* [AIM OF THE EXERCISE]: All of the material below is to be restated word for word, apart from the pictures.

* [DATA SECTION]:
====
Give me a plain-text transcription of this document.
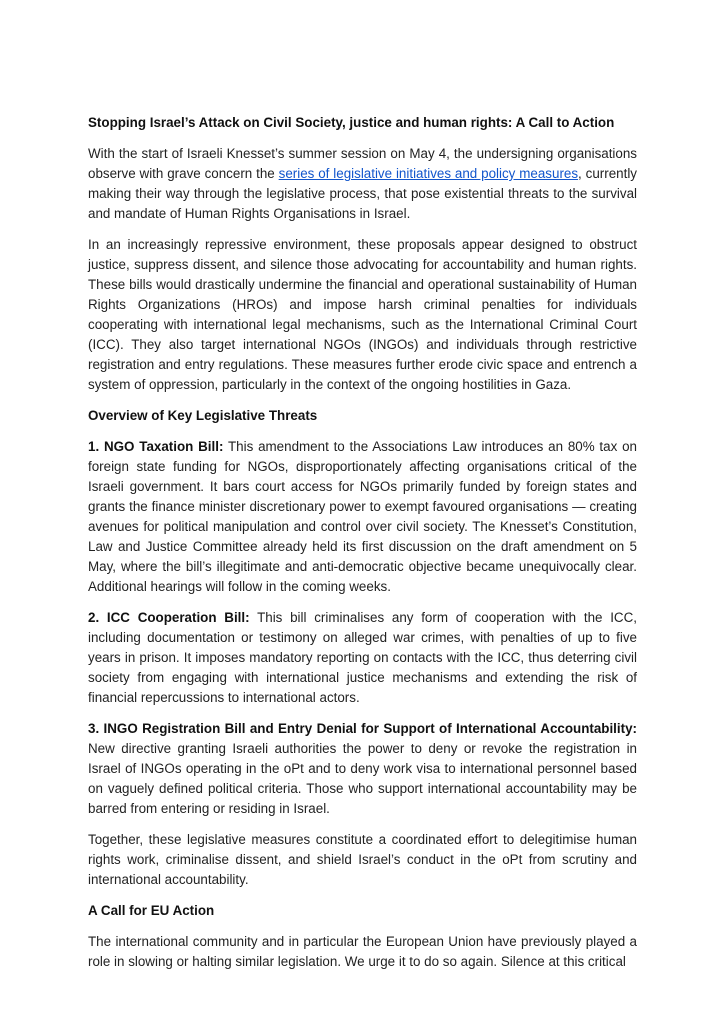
Stopping Israel’s Attack on Civil Society, justice and human rights: A Call to Action

With the start of Israeli Knesset’s summer session on May 4, the undersigning organisations observe with grave concern the series of legislative initiatives and policy measures, currently making their way through the legislative process, that pose existential threats to the survival and mandate of Human Rights Organisations in Israel.

In an increasingly repressive environment, these proposals appear designed to obstruct justice, suppress dissent, and silence those advocating for accountability and human rights. These bills would drastically undermine the financial and operational sustainability of Human Rights Organizations (HROs) and impose harsh criminal penalties for individuals cooperating with international legal mechanisms, such as the International Criminal Court (ICC). They also target international NGOs (INGOs) and individuals through restrictive registration and entry regulations. These measures further erode civic space and entrench a system of oppression, particularly in the context of the ongoing hostilities in Gaza.

Overview of Key Legislative Threats

1. NGO Taxation Bill: This amendment to the Associations Law introduces an 80% tax on foreign state funding for NGOs, disproportionately affecting organisations critical of the Israeli government. It bars court access for NGOs primarily funded by foreign states and grants the finance minister discretionary power to exempt favoured organisations — creating avenues for political manipulation and control over civil society. The Knesset’s Constitution, Law and Justice Committee already held its first discussion on the draft amendment on 5 May, where the bill’s illegitimate and anti-democratic objective became unequivocally clear. Additional hearings will follow in the coming weeks.

2. ICC Cooperation Bill: This bill criminalises any form of cooperation with the ICC, including documentation or testimony on alleged war crimes, with penalties of up to five years in prison. It imposes mandatory reporting on contacts with the ICC, thus deterring civil society from engaging with international justice mechanisms and extending the risk of financial repercussions to international actors.

3. INGO Registration Bill and Entry Denial for Support of International Accountability: New directive granting Israeli authorities the power to deny or revoke the registration in Israel of INGOs operating in the oPt and to deny work visa to international personnel based on vaguely defined political criteria. Those who support international accountability may be barred from entering or residing in Israel.

Together, these legislative measures constitute a coordinated effort to delegitimise human rights work, criminalise dissent, and shield Israel’s conduct in the oPt from scrutiny and international accountability.

A Call for EU Action

The international community and in particular the European Union have previously played a role in slowing or halting similar legislation. We urge it to do so again. Silence at this critical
====
* [IN RESPONSE]:
Give me a plain-text transcription of this document.
Stopping Israel’s Attack on Civil Society, justice and human rights: A Call to Action

With the start of Israeli Knesset’s summer session on May 4, the undersigning organisations observe with grave concern the series of legislative initiatives and policy measures, currently making their way through the legislative process, that pose existential threats to the survival and mandate of Human Rights Organisations in Israel.

In an increasingly repressive environment, these proposals appear designed to obstruct justice, suppress dissent, and silence those advocating for accountability and human rights. These bills would drastically undermine the financial and operational sustainability of Human Rights Organizations (HROs) and impose harsh criminal penalties for individuals cooperating with international legal mechanisms, such as the International Criminal Court (ICC). They also target international NGOs (INGOs) and individuals through restrictive registration and entry regulations. These measures further erode civic space and entrench a system of oppression, particularly in the context of the ongoing hostilities in Gaza.

Overview of Key Legislative Threats

1. NGO Taxation Bill: This amendment to the Associations Law introduces an 80% tax on foreign state funding for NGOs, disproportionately affecting organisations critical of the Israeli government. It bars court access for NGOs primarily funded by foreign states and grants the finance minister discretionary power to exempt favoured organisations — creating avenues for political manipulation and control over civil society. The Knesset’s Constitution, Law and Justice Committee already held its first discussion on the draft amendment on 5 May, where the bill’s illegitimate and anti-democratic objective became unequivocally clear. Additional hearings will follow in the coming weeks.

2. ICC Cooperation Bill: This bill criminalises any form of cooperation with the ICC, including documentation or testimony on alleged war crimes, with penalties of up to five years in prison. It imposes mandatory reporting on contacts with the ICC, thus deterring civil society from engaging with international justice mechanisms and extending the risk of financial repercussions to international actors.

3. INGO Registration Bill and Entry Denial for Support of International Accountability: New directive granting Israeli authorities the power to deny or revoke the registration in Israel of INGOs operating in the oPt and to deny work visa to international personnel based on vaguely defined political criteria. Those who support international accountability may be barred from entering or residing in Israel.

Together, these legislative measures constitute a coordinated effort to delegitimise human rights work, criminalise dissent, and shield Israel’s conduct in the oPt from scrutiny and international accountability.

A Call for EU Action

The international community and in particular the European Union have previously played a role in slowing or halting similar legislation. We urge it to do so again. Silence at this critical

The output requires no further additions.